§ Entries provided
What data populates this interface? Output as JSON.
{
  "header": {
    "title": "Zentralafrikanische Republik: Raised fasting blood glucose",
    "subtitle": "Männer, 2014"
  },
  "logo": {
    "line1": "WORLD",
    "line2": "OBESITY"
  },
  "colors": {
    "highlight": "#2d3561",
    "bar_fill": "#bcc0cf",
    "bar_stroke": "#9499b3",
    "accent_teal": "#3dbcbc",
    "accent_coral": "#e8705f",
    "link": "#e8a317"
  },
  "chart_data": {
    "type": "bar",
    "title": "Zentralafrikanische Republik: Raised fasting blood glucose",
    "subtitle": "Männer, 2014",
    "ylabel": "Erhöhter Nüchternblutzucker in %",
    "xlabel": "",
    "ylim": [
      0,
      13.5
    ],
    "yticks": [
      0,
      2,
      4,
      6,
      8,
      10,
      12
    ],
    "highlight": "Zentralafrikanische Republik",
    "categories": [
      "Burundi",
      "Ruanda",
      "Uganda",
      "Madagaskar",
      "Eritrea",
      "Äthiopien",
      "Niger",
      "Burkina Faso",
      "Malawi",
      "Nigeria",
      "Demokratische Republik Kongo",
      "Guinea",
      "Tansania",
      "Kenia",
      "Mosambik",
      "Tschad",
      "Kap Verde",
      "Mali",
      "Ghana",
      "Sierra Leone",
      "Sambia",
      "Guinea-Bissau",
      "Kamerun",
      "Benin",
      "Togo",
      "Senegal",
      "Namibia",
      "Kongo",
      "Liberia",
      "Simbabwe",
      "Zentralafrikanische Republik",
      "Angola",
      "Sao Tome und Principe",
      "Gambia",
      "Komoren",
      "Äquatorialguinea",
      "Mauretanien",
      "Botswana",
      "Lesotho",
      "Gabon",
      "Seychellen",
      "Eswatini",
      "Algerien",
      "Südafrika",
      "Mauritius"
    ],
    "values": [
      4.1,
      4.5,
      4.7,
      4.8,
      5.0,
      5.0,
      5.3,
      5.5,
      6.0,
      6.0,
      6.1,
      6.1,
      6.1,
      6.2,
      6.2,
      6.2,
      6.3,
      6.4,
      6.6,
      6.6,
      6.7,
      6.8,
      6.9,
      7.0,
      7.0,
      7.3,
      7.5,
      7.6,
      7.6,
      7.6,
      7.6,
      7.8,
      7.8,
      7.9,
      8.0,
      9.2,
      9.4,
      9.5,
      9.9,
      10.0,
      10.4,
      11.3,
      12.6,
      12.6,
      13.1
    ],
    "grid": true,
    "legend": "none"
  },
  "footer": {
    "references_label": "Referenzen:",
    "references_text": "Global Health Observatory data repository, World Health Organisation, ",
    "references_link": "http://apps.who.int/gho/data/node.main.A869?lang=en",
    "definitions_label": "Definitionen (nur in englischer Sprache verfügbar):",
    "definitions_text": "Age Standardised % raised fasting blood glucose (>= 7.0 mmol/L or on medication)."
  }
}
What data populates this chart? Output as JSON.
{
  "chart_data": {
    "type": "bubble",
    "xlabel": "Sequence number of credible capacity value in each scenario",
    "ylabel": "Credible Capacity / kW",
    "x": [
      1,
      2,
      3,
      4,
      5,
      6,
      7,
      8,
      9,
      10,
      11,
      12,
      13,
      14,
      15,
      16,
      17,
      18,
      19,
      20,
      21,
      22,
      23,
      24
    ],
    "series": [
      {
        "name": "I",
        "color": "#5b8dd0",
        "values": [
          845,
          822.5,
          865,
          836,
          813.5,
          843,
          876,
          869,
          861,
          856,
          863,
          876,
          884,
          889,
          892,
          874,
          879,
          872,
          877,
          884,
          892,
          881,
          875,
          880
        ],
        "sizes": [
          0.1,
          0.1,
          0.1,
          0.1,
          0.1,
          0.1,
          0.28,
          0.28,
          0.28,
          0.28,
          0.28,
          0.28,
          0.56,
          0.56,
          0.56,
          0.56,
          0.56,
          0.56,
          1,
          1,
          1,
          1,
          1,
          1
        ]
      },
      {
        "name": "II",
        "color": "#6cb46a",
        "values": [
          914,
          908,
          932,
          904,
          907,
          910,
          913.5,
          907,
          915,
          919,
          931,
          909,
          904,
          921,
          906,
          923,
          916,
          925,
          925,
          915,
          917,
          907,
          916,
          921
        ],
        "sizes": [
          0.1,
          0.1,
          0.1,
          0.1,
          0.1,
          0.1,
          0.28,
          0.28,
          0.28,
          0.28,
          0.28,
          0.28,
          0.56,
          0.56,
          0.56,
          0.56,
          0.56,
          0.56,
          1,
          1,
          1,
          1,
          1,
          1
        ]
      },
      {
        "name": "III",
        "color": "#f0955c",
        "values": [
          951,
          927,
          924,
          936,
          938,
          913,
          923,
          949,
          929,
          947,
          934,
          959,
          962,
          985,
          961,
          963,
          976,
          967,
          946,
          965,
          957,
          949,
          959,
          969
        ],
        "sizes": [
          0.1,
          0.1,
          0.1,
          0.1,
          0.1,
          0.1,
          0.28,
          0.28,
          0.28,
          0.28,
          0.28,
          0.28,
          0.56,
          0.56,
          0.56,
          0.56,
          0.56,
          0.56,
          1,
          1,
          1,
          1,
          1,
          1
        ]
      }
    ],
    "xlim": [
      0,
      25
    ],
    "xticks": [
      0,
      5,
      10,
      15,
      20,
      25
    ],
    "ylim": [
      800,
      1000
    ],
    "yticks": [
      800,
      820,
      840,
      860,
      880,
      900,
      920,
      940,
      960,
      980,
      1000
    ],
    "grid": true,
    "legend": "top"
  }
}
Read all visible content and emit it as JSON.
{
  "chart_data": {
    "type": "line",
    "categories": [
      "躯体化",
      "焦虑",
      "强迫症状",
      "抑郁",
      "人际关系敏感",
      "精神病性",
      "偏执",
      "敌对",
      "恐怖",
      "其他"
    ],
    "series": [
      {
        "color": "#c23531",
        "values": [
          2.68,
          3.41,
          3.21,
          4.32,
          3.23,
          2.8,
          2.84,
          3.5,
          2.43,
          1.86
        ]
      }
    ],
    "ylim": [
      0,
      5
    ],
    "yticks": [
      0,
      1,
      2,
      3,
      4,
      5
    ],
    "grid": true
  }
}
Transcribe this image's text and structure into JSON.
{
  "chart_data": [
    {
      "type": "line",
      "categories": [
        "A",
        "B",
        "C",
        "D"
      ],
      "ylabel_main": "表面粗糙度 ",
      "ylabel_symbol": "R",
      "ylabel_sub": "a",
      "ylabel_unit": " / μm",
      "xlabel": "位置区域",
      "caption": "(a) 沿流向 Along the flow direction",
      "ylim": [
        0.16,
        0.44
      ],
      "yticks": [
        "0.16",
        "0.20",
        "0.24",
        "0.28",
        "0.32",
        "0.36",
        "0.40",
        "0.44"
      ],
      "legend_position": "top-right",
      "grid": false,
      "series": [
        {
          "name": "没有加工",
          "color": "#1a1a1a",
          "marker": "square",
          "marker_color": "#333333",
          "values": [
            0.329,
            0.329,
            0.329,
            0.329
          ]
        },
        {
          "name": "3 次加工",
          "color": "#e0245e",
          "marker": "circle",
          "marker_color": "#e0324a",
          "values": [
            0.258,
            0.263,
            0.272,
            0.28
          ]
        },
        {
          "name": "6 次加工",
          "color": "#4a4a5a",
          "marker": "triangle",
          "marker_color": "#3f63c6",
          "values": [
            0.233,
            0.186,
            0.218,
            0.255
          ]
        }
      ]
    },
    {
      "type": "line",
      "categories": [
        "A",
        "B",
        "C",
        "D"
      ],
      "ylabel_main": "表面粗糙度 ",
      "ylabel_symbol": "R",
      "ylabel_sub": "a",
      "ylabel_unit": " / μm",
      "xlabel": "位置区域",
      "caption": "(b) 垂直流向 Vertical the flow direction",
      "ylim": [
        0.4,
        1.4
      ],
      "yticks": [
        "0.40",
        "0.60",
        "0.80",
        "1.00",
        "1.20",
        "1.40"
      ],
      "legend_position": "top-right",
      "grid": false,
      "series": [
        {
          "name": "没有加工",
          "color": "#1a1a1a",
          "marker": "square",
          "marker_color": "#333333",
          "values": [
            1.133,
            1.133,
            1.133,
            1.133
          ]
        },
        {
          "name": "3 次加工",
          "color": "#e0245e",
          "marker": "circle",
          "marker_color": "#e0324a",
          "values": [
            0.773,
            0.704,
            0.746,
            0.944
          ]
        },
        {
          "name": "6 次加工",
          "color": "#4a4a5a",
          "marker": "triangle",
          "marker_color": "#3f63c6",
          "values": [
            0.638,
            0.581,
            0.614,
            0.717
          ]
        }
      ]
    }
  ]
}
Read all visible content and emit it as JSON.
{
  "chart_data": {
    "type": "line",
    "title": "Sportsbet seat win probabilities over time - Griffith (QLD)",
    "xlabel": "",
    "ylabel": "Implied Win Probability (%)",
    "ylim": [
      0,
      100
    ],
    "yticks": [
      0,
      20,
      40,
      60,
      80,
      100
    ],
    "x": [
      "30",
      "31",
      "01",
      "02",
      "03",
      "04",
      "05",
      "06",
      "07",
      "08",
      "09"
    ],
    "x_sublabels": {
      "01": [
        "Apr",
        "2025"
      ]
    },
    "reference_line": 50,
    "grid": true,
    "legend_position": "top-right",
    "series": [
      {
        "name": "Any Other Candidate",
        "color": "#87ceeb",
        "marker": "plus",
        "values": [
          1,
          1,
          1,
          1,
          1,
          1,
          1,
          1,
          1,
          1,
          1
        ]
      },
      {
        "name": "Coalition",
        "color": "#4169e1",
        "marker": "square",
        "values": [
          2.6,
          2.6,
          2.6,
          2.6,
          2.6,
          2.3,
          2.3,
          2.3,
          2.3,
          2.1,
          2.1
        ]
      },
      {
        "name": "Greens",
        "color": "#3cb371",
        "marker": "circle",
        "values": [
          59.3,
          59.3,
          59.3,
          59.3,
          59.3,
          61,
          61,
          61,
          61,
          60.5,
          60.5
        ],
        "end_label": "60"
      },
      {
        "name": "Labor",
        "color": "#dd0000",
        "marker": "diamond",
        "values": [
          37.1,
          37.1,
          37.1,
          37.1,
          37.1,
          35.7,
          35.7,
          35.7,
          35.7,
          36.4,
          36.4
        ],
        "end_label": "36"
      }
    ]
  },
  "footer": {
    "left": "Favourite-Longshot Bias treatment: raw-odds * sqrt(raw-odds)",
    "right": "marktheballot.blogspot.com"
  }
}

§ Exercise
In the entries above, locate every line with the word "flow" and copy it.

§ Correct result
      "caption": "(a) 沿流向 Along the flow direction",
      "caption": "(b) 垂直流向 Vertical the flow direction",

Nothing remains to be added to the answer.